** begin **
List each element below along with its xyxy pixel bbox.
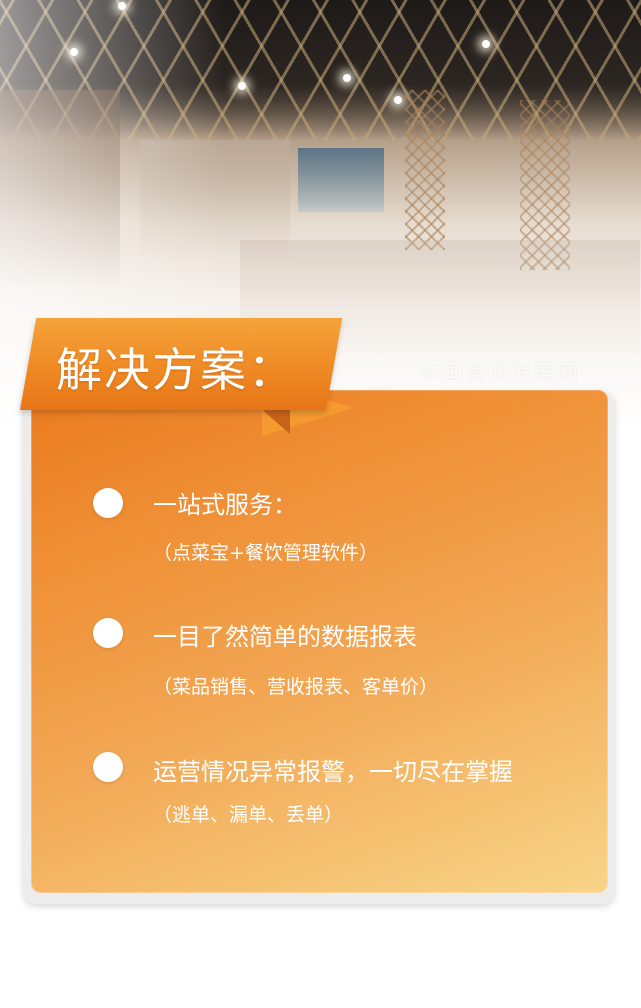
item-title: 一目了然简单的数据报表 — [153, 623, 417, 651]
section-heading: 解决方案： — [56, 343, 296, 397]
watermark: 中国食业发展网 — [418, 362, 580, 387]
item-subtitle: （逃单、漏单、丢单） — [153, 804, 344, 826]
bullet-dot — [93, 488, 123, 518]
item-subtitle: （点菜宝+餐饮管理软件） — [153, 542, 378, 564]
ribbon-fold — [260, 408, 290, 434]
bullet-dot — [93, 752, 123, 782]
item-title: 运营情况异常报警，一切尽在掌握 — [153, 758, 513, 786]
item-title: 一站式服务： — [153, 491, 297, 519]
bullet-dot — [93, 618, 123, 648]
item-subtitle: （菜品销售、营收报表、客单价） — [153, 676, 439, 698]
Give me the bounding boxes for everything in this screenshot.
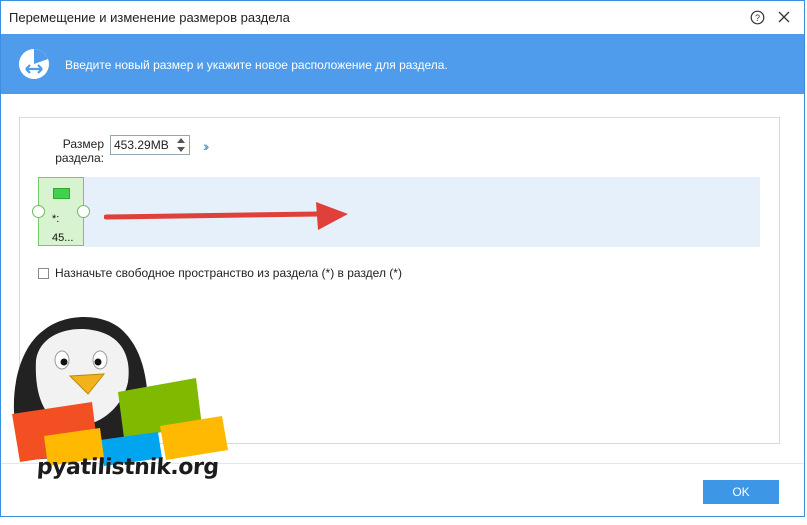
spin-down-icon[interactable] xyxy=(177,147,185,153)
right-resize-handle[interactable] xyxy=(77,205,90,218)
red-arrow-annotation xyxy=(104,202,348,230)
partition-resize-icon xyxy=(17,47,51,84)
spin-up-icon[interactable] xyxy=(177,137,185,143)
assign-free-space-option[interactable]: Назначьте свободное пространство из разд… xyxy=(38,266,402,280)
assign-free-space-checkbox[interactable] xyxy=(38,267,49,279)
window-title: Перемещение и изменение размеров раздела xyxy=(9,10,290,25)
watermark-text: pyatilistnik.org xyxy=(36,455,220,480)
partition-usage-bar xyxy=(53,188,70,199)
partition-size-input[interactable] xyxy=(114,137,172,153)
double-chevron-right-icon[interactable]: ›› xyxy=(203,138,210,154)
partition-info: *: 45... xyxy=(52,210,73,248)
size-label-line2: раздела: xyxy=(55,151,104,165)
instruction-banner: Введите новый размер и укажите новое рас… xyxy=(1,34,804,94)
partition-size-label: Размер раздела: xyxy=(52,137,104,165)
left-resize-handle[interactable] xyxy=(32,205,45,218)
svg-text:?: ? xyxy=(754,13,759,23)
assign-free-space-label: Назначьте свободное пространство из разд… xyxy=(55,266,402,280)
partition-size-field[interactable] xyxy=(110,135,190,155)
size-label-line1: Размер xyxy=(62,137,104,151)
ok-button[interactable]: OK xyxy=(703,480,779,504)
partition-letter: *: xyxy=(52,213,60,225)
title-bar: Перемещение и изменение размеров раздела… xyxy=(1,1,804,34)
help-icon[interactable]: ? xyxy=(748,8,766,26)
close-icon[interactable] xyxy=(775,8,793,26)
size-spinner[interactable] xyxy=(175,137,187,153)
banner-text: Введите новый размер и укажите новое рас… xyxy=(65,58,448,72)
partition-size-short: 45... xyxy=(52,232,74,244)
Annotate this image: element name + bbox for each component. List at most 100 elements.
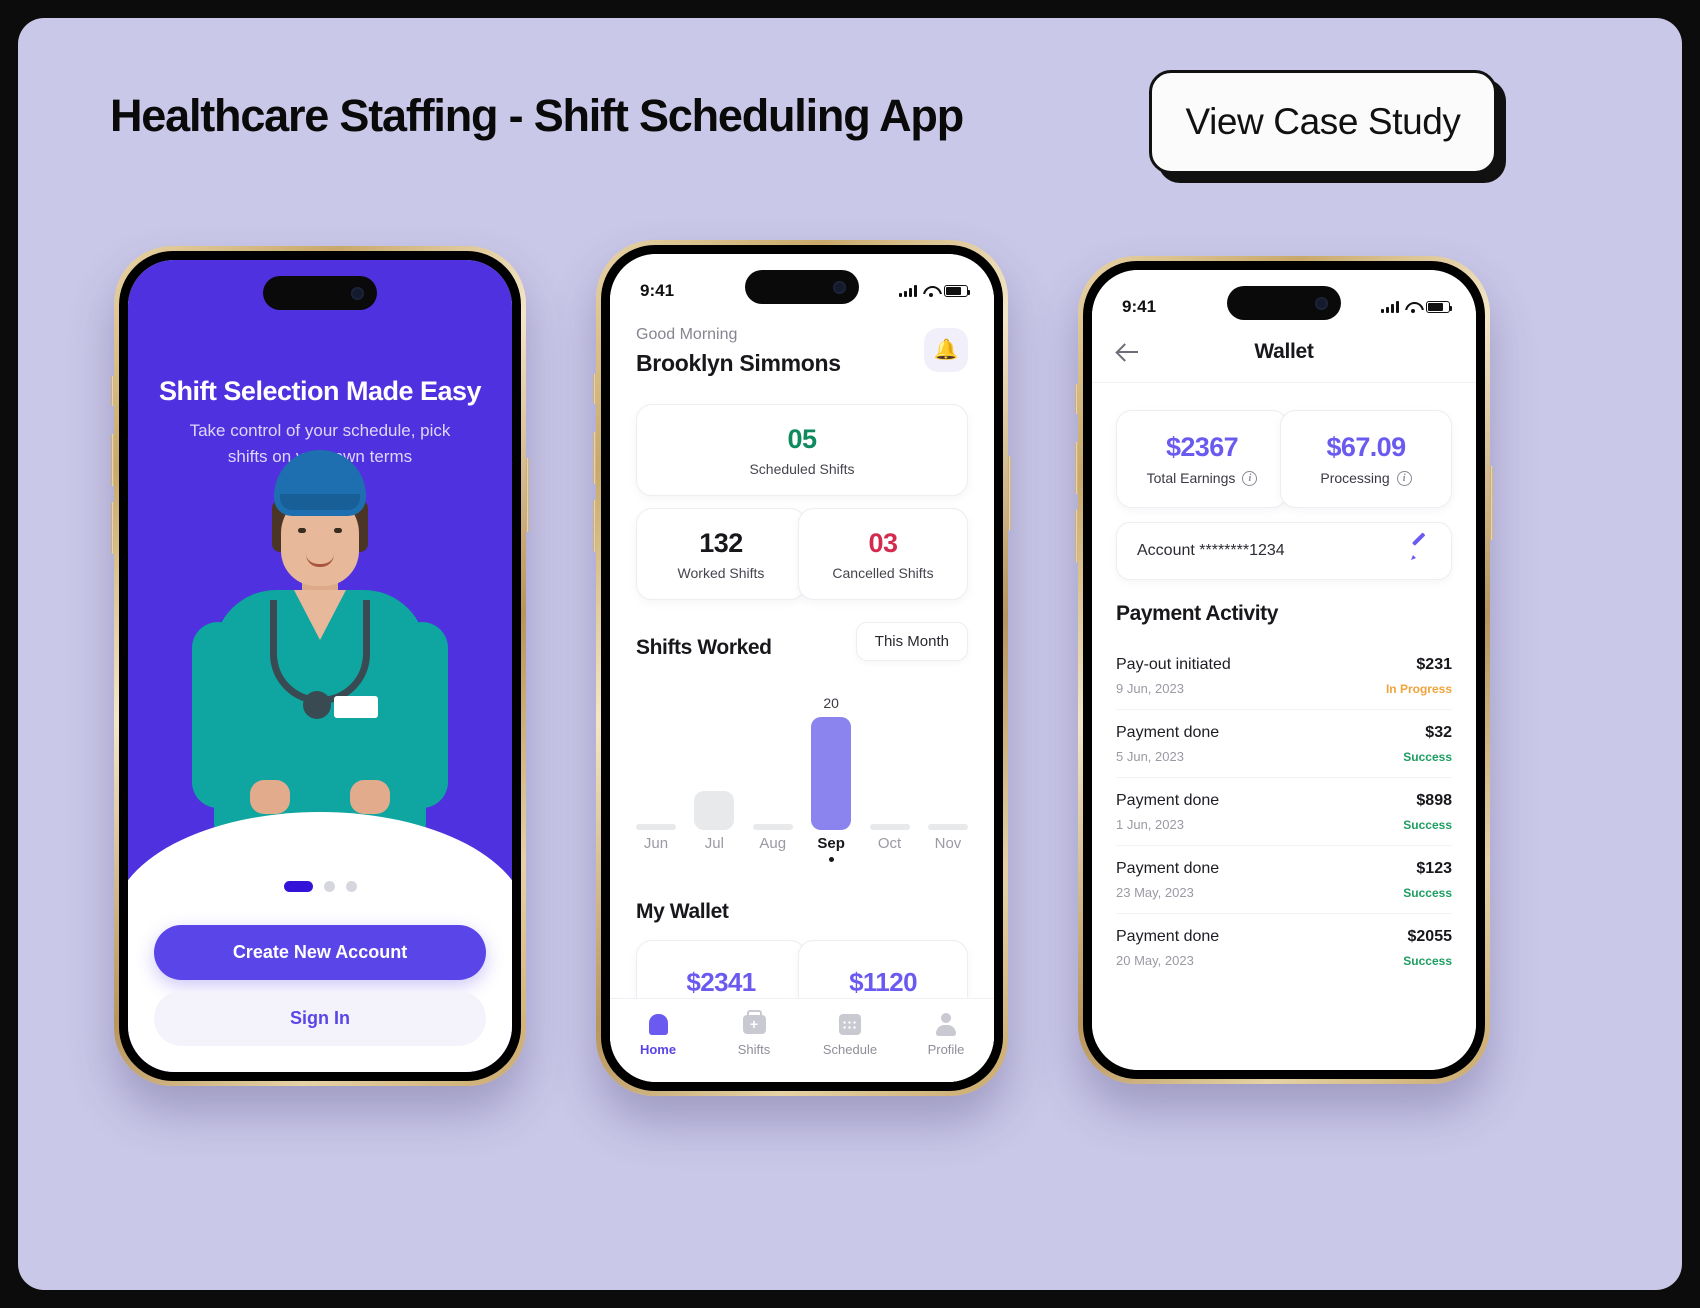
chart-x-label[interactable]: Sep <box>811 835 851 852</box>
status-indicators <box>1381 301 1452 313</box>
payment-activity-row[interactable]: Payment done 23 May, 2023 $123 Success <box>1116 846 1452 914</box>
chart-bar[interactable] <box>811 717 852 830</box>
status-badge: Success <box>1403 750 1452 764</box>
pagination-dot-3[interactable] <box>345 881 357 892</box>
earnings-card-processing[interactable]: $67.09 Processing i <box>1280 410 1452 508</box>
screenshot-stage: Healthcare Staffing - Shift Scheduling A… <box>0 0 1700 1308</box>
chart-x-label[interactable]: Jun <box>636 835 676 852</box>
greeting-text: Good Morning <box>636 326 738 343</box>
period-selector[interactable]: This Month <box>855 622 968 661</box>
payment-activity-row[interactable]: Payment done 1 Jun, 2023 $898 Success <box>1116 778 1452 846</box>
earnings-amount: $2367 <box>1165 432 1239 462</box>
id-badge <box>334 696 378 718</box>
onboarding-title: Shift Selection Made Easy <box>158 376 482 406</box>
earnings-label: Total Earnings <box>1146 470 1236 486</box>
payment-activity-row[interactable]: Pay-out initiated 9 Jun, 2023 $231 In Progr… <box>1116 642 1452 710</box>
payment-info: Payment done 1 Jun, 2023 <box>1116 792 1219 832</box>
power-button <box>1008 456 1011 530</box>
chart-bar-column[interactable] <box>694 791 735 830</box>
chart-bar-column[interactable] <box>869 824 910 830</box>
stat-value: 132 <box>699 527 743 558</box>
account-row[interactable]: Account ********1234 <box>1116 522 1452 580</box>
earnings-card-total[interactable]: $2367 Total Earnings i <box>1116 410 1288 508</box>
status-time: 9:41 <box>1122 297 1157 316</box>
wifi-icon <box>923 286 938 297</box>
chart-bar[interactable] <box>694 791 735 830</box>
tab-shifts[interactable]: Shifts <box>714 1009 794 1057</box>
tab-label: Schedule <box>822 1042 878 1057</box>
chart-bar-column[interactable] <box>927 824 968 830</box>
chart-label-wrap: Oct <box>870 835 910 862</box>
phone-wallet: 9:41 Wallet $2367 Total Earnings i $67.0… <box>1075 256 1493 1084</box>
home-screen: 9:41 Good Morning Brooklyn Simmons 🔔 05 <box>610 254 994 1082</box>
front-camera-icon <box>351 286 364 300</box>
tab-home[interactable]: Home <box>618 1011 698 1057</box>
eye-right <box>334 528 342 533</box>
info-icon[interactable]: i <box>1396 470 1412 486</box>
my-wallet-title: My Wallet <box>636 900 729 923</box>
chart-bar-column[interactable] <box>752 824 793 830</box>
pencil-icon[interactable] <box>1409 540 1431 562</box>
poster-canvas: Healthcare Staffing - Shift Scheduling A… <box>18 18 1682 1290</box>
onboarding-screen: Shift Selection Made Easy Take control o… <box>128 260 512 1072</box>
payment-title: Pay-out initiated <box>1116 656 1231 673</box>
chart-bar[interactable] <box>869 824 910 830</box>
payment-activity-row[interactable]: Payment done 20 May, 2023 $2055 Success <box>1116 914 1452 981</box>
payment-info: Pay-out initiated 9 Jun, 2023 <box>1116 656 1231 696</box>
phone-bezel: 9:41 Wallet $2367 Total Earnings i $67.0… <box>1083 261 1485 1079</box>
chart-x-axis-labels: Jun Jul Aug Sep Oct Nov <box>636 835 968 862</box>
cellular-signal-icon <box>899 285 917 297</box>
pagination-dot-1[interactable] <box>283 881 313 892</box>
sign-in-button[interactable]: Sign In <box>154 991 486 1046</box>
chart-x-label[interactable]: Aug <box>753 835 793 852</box>
phone-bezel: Shift Selection Made Easy Take control o… <box>119 251 521 1081</box>
payment-activity-row[interactable]: Payment done 5 Jun, 2023 $32 Success <box>1116 710 1452 778</box>
surgical-cap <box>274 450 366 516</box>
payment-amount: $898 <box>1416 792 1452 809</box>
earnings-label: Processing <box>1320 470 1390 486</box>
chart-bars: 20 <box>636 695 968 830</box>
mute-switch <box>111 376 114 406</box>
volume-down-button <box>111 502 114 554</box>
chart-x-label[interactable]: Nov <box>928 835 968 852</box>
pagination-dot-2[interactable] <box>323 881 335 892</box>
earnings-amount: $67.09 <box>1326 432 1407 462</box>
tab-label: Profile <box>927 1042 965 1057</box>
tab-profile[interactable]: Profile <box>906 1011 986 1057</box>
payment-amount-status: $32 Success <box>1403 724 1452 764</box>
chart-label-wrap: Aug <box>753 835 793 862</box>
chart-bar[interactable] <box>752 824 793 830</box>
notification-bell-button[interactable]: 🔔 <box>924 328 968 372</box>
hand-left <box>250 780 290 814</box>
status-badge: Success <box>1403 818 1452 832</box>
dynamic-island <box>1227 286 1341 320</box>
phone-home-dashboard: 9:41 Good Morning Brooklyn Simmons 🔔 05 <box>593 240 1011 1096</box>
chart-bar-column[interactable] <box>636 824 676 830</box>
create-new-account-button[interactable]: Create New Account <box>154 925 486 980</box>
wallet-header: Wallet <box>1092 328 1476 376</box>
stat-card-cancelled[interactable]: 03 Cancelled Shifts <box>798 508 968 600</box>
chart-bar[interactable] <box>927 824 968 830</box>
stat-label: Scheduled Shifts <box>749 460 855 477</box>
pagination-dots[interactable] <box>128 881 512 892</box>
chart-bar[interactable] <box>636 824 676 830</box>
payment-info: Payment done 23 May, 2023 <box>1116 860 1219 900</box>
info-icon[interactable]: i <box>1242 470 1258 486</box>
stat-card-worked[interactable]: 132 Worked Shifts <box>636 508 806 600</box>
chart-label-wrap: Jul <box>694 835 734 862</box>
payment-activity-title: Payment Activity <box>1116 602 1279 625</box>
chart-x-label[interactable]: Oct <box>870 835 910 852</box>
phone-bezel: 9:41 Good Morning Brooklyn Simmons 🔔 05 <box>601 245 1003 1091</box>
tab-schedule[interactable]: Schedule <box>810 1011 890 1057</box>
chart-x-label[interactable]: Jul <box>694 835 734 852</box>
stat-card-scheduled[interactable]: 05 Scheduled Shifts <box>636 404 968 496</box>
page-title: Healthcare Staffing - Shift Scheduling A… <box>110 90 964 141</box>
status-time: 9:41 <box>640 281 675 300</box>
shifts-worked-title: Shifts Worked <box>636 636 772 659</box>
home-content: Good Morning Brooklyn Simmons 🔔 05 Sched… <box>610 254 994 1082</box>
power-button <box>1490 466 1493 540</box>
stat-label: Worked Shifts <box>677 564 765 581</box>
chart-bar-column[interactable]: 20 <box>811 695 852 830</box>
chart-label-wrap: Nov <box>928 835 968 862</box>
view-case-study-button[interactable]: View Case Study <box>1149 70 1497 174</box>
** end **
## What to do
Rewrite the lines above as a Markdown table with columns "No." and "Line", starting at the line containing "spin-down-icon[interactable] xyxy=(177,147,185,153)" and ending at the line containing "partition-usage-bar xyxy=(53,188,70,199)". Number each line in order and leave out any blank lines.

## Correct output
| No. | Line |
|---|---|
| 1 | spin-down-icon[interactable] xyxy=(177,147,185,153) |
| 2 | right-resize-handle[interactable] xyxy=(77,205,90,218) |
| 3 | red-arrow-annotation xyxy=(104,202,348,230) |
| 4 | partition-resize-icon xyxy=(17,47,51,84) |
| 5 | spin-up-icon[interactable] xyxy=(177,137,185,143) |
| 6 | assign-free-space-option[interactable]: Назначьте свободное пространство из разд… xyxy=(38,266,402,280) |
| 7 | assign-free-space-checkbox[interactable] xyxy=(38,267,49,279) |
| 8 | window-title: Перемещение и изменение размеров раздела xyxy=(9,10,290,25) |
| 9 | watermark-text: pyatilistnik.org xyxy=(36,455,220,480) |
| 10 | partition-usage-bar xyxy=(53,188,70,199) |